▸ WORK TO DO
For the copy, please give all of the data again exactly and leave the pictures out.

▸ ENTRIES SUPPLIED
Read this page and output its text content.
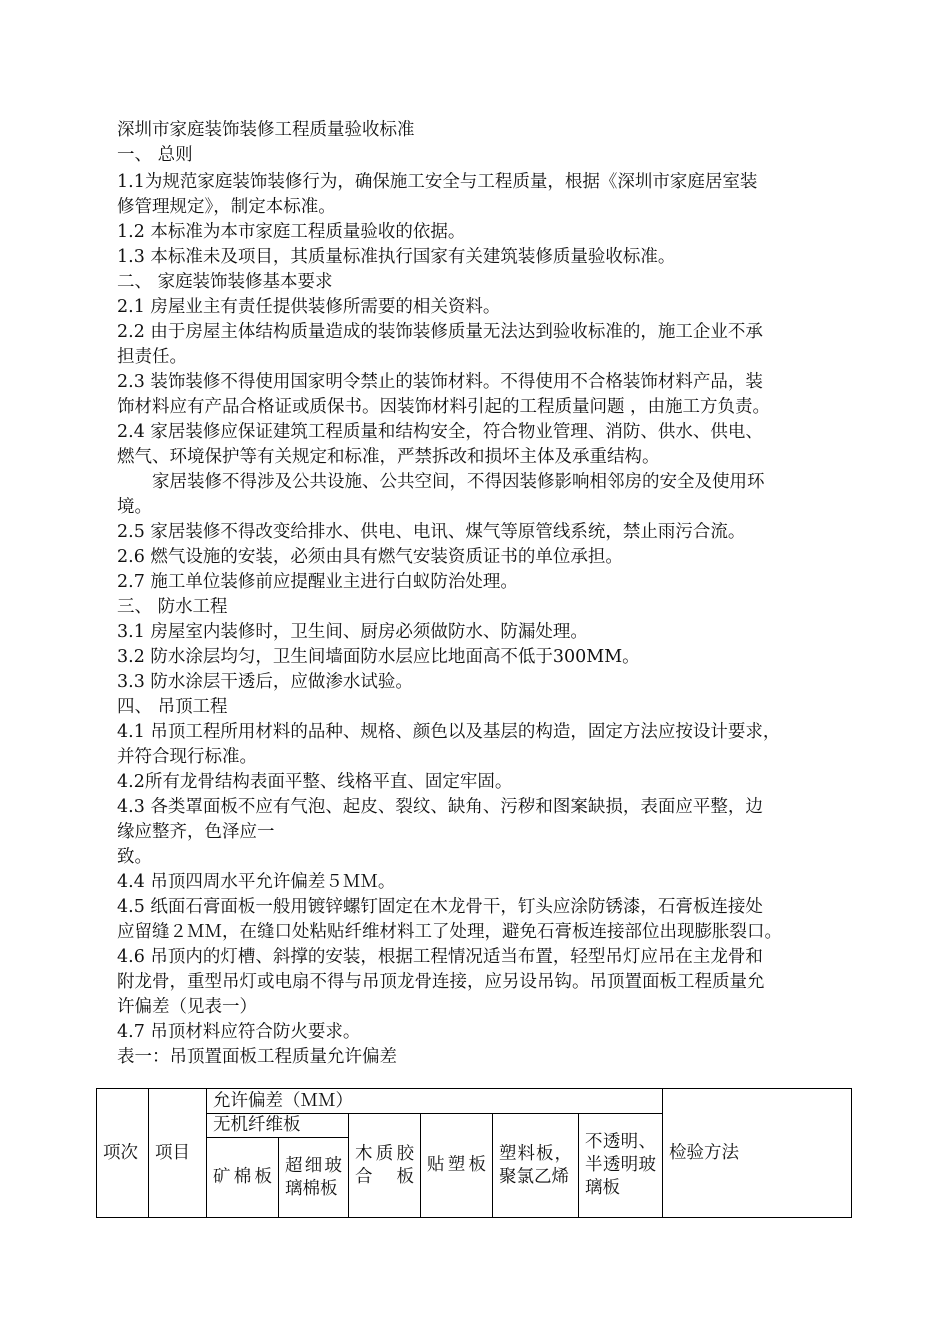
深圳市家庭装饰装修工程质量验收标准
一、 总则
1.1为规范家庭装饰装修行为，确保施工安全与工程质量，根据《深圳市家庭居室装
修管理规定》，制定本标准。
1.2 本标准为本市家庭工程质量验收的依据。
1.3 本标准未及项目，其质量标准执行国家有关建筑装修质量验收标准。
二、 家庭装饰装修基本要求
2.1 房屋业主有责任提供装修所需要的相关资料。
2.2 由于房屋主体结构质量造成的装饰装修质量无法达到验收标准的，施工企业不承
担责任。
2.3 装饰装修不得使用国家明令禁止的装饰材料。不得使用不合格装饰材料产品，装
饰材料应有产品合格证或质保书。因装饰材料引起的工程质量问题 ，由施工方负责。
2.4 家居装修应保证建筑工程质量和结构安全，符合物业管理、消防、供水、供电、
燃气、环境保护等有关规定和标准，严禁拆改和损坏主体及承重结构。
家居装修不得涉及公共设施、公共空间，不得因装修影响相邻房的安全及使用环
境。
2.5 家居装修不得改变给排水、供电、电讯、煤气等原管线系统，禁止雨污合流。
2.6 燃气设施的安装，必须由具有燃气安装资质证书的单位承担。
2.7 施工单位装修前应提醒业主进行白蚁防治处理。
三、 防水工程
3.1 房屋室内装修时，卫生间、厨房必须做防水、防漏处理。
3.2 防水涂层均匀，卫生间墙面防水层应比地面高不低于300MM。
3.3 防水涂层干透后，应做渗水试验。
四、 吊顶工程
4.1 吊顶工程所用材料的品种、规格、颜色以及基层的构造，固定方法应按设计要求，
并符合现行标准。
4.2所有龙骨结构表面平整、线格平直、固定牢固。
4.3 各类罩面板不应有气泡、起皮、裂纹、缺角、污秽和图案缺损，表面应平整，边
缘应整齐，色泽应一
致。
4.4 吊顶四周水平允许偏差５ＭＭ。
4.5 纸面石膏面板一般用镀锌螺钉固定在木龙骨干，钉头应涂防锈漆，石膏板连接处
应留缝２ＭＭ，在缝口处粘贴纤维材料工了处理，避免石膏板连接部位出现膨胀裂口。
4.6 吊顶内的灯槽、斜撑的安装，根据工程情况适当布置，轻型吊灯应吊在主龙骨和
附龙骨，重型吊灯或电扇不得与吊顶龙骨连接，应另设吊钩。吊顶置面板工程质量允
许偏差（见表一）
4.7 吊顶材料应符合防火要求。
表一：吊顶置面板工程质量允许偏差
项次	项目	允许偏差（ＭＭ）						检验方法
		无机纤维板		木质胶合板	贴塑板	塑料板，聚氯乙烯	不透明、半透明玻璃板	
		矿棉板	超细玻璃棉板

▸ EXERCISE ANSWER
Read this page and output its text content.
深圳市家庭装饰装修工程质量验收标准
一、 总则
1.1为规范家庭装饰装修行为，确保施工安全与工程质量，根据《深圳市家庭居室装
修管理规定》，制定本标准。
1.2 本标准为本市家庭工程质量验收的依据。
1.3 本标准未及项目，其质量标准执行国家有关建筑装修质量验收标准。
二、 家庭装饰装修基本要求
2.1 房屋业主有责任提供装修所需要的相关资料。
2.2 由于房屋主体结构质量造成的装饰装修质量无法达到验收标准的，施工企业不承
担责任。
2.3 装饰装修不得使用国家明令禁止的装饰材料。不得使用不合格装饰材料产品，装
饰材料应有产品合格证或质保书。因装饰材料引起的工程质量问题 ，由施工方负责。
2.4 家居装修应保证建筑工程质量和结构安全，符合物业管理、消防、供水、供电、
燃气、环境保护等有关规定和标准，严禁拆改和损坏主体及承重结构。
家居装修不得涉及公共设施、公共空间，不得因装修影响相邻房的安全及使用环
境。
2.5 家居装修不得改变给排水、供电、电讯、煤气等原管线系统，禁止雨污合流。
2.6 燃气设施的安装，必须由具有燃气安装资质证书的单位承担。
2.7 施工单位装修前应提醒业主进行白蚁防治处理。
三、 防水工程
3.1 房屋室内装修时，卫生间、厨房必须做防水、防漏处理。
3.2 防水涂层均匀，卫生间墙面防水层应比地面高不低于300MM。
3.3 防水涂层干透后，应做渗水试验。
四、 吊顶工程
4.1 吊顶工程所用材料的品种、规格、颜色以及基层的构造，固定方法应按设计要求，
并符合现行标准。
4.2所有龙骨结构表面平整、线格平直、固定牢固。
4.3 各类罩面板不应有气泡、起皮、裂纹、缺角、污秽和图案缺损，表面应平整，边
缘应整齐，色泽应一
致。
4.4 吊顶四周水平允许偏差５ＭＭ。
4.5 纸面石膏面板一般用镀锌螺钉固定在木龙骨干，钉头应涂防锈漆，石膏板连接处
应留缝２ＭＭ，在缝口处粘贴纤维材料工了处理，避免石膏板连接部位出现膨胀裂口。
4.6 吊顶内的灯槽、斜撑的安装，根据工程情况适当布置，轻型吊灯应吊在主龙骨和
附龙骨，重型吊灯或电扇不得与吊顶龙骨连接，应另设吊钩。吊顶置面板工程质量允
许偏差（见表一）
4.7 吊顶材料应符合防火要求。
表一：吊顶置面板工程质量允许偏差
项次	项目	允许偏差（ＭＭ）						检验方法
		无机纤维板		木质胶合板	贴塑板	塑料板，聚氯乙烯	不透明、半透明玻璃板	
		矿棉板	超细玻璃棉板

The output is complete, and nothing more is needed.